**To be done**
Search the listing below for "support". Copy each matching line.

(Stored items)
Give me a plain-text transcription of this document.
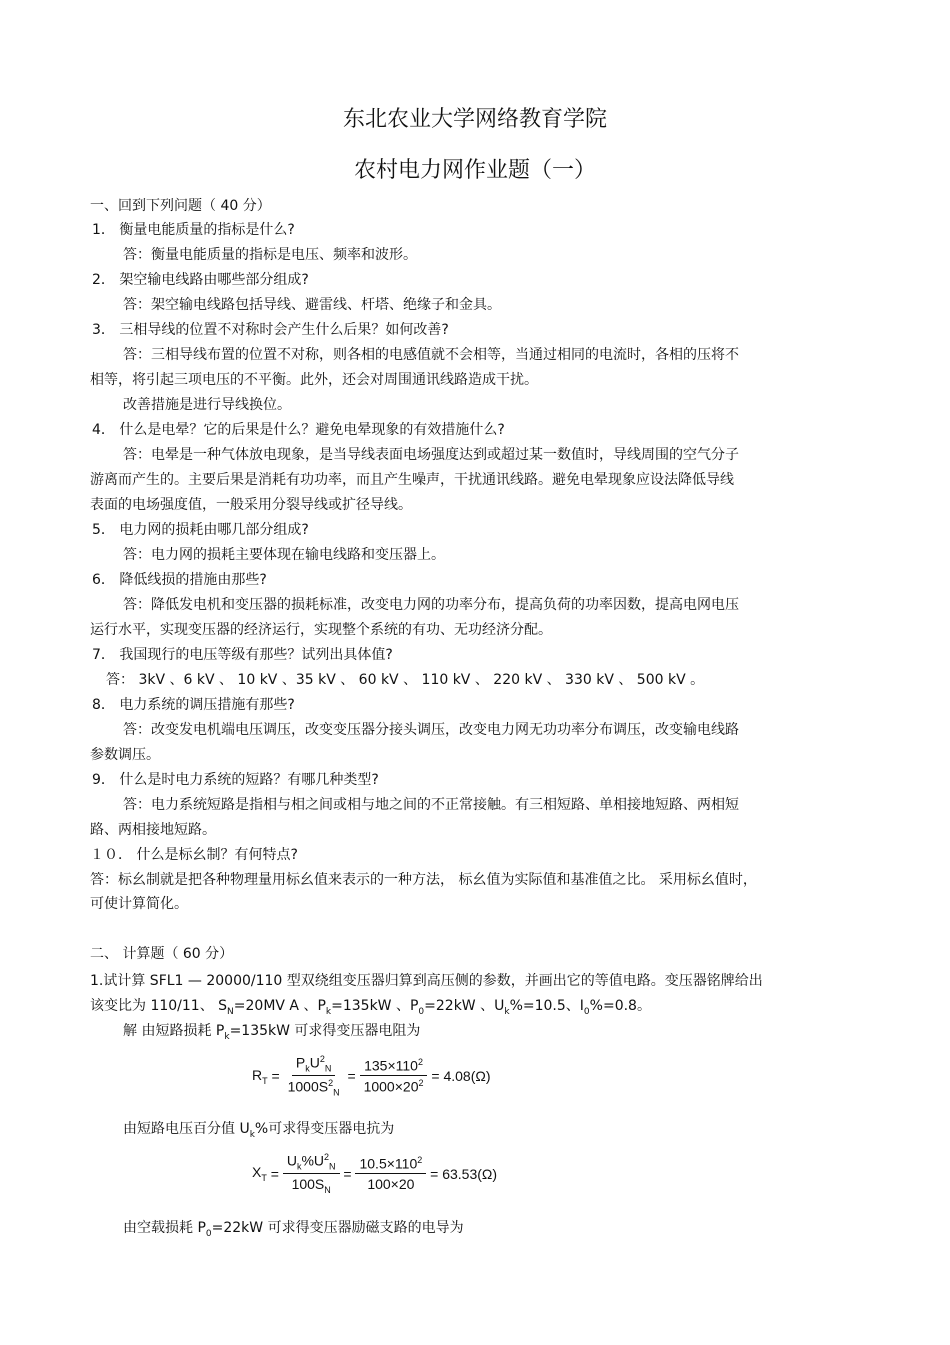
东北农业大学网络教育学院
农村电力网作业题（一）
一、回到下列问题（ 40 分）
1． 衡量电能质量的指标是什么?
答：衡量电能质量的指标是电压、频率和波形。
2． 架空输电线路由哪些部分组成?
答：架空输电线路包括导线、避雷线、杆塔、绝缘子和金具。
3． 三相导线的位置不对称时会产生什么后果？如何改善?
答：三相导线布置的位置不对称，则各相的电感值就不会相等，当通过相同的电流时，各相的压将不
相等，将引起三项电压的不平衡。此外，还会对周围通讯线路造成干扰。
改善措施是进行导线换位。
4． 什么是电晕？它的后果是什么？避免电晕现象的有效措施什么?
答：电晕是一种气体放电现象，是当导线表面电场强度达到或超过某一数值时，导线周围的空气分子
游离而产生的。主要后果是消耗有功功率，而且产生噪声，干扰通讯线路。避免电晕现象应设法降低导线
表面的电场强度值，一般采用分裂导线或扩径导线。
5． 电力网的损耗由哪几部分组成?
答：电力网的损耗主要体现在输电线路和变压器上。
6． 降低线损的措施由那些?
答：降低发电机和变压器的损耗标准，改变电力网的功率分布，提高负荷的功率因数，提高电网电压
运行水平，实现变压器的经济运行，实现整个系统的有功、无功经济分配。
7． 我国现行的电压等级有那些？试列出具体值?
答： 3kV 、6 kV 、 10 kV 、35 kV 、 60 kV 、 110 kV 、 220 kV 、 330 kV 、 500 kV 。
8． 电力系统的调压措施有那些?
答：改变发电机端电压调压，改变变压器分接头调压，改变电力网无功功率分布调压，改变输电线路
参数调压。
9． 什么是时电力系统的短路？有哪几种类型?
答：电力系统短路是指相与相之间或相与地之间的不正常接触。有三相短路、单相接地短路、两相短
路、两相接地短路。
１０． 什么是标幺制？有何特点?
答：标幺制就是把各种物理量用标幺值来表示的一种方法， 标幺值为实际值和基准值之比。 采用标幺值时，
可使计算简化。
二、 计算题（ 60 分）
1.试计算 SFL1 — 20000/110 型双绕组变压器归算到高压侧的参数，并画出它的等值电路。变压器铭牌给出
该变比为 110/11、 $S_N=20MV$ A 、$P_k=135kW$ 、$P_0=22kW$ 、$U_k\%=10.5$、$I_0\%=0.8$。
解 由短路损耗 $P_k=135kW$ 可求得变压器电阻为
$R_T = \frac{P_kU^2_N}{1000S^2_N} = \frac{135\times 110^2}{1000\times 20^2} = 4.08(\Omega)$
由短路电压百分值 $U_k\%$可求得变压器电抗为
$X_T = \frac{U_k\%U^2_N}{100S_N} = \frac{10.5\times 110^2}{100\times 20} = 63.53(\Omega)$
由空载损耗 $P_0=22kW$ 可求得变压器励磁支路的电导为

--

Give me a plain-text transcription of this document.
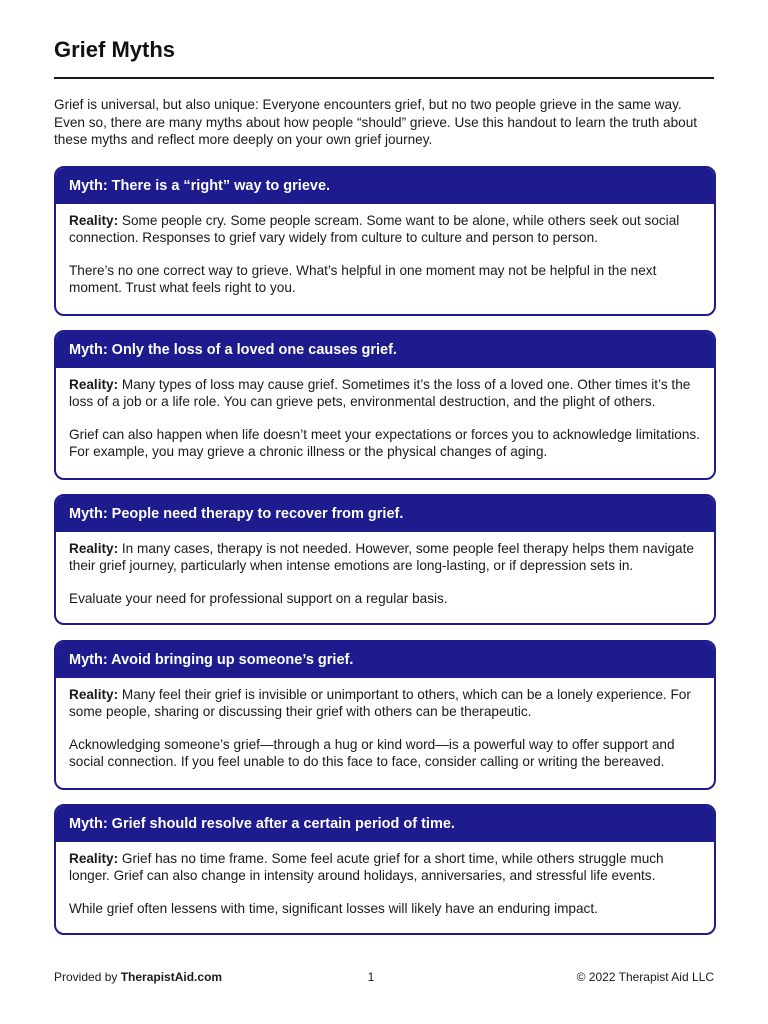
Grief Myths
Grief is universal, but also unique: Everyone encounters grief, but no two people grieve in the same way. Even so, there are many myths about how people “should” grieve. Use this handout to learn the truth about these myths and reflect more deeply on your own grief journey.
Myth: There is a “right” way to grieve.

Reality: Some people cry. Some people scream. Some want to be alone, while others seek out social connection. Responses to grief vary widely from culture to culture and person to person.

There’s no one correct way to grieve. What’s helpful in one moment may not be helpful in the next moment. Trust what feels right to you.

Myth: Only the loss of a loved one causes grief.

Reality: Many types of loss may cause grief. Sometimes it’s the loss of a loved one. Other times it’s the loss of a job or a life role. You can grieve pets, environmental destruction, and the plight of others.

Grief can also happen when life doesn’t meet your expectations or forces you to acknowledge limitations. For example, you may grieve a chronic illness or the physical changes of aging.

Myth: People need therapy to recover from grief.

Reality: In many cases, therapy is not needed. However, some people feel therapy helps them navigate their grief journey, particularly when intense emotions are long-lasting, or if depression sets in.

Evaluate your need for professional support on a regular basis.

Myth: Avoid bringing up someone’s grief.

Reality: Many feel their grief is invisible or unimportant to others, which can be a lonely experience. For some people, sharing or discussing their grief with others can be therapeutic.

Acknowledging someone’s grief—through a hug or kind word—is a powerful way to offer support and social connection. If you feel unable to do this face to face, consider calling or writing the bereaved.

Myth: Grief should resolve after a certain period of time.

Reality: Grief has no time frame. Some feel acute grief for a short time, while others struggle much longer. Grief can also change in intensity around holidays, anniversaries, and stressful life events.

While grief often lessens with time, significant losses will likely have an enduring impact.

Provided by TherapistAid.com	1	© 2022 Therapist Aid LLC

**Response to this exercise**
Evaluate your need for professional support on a regular basis.
Acknowledging someone’s grief—through a hug or kind word—is a powerful way to offer support and social connection. If you feel unable to do this face to face, consider calling or writing the bereaved.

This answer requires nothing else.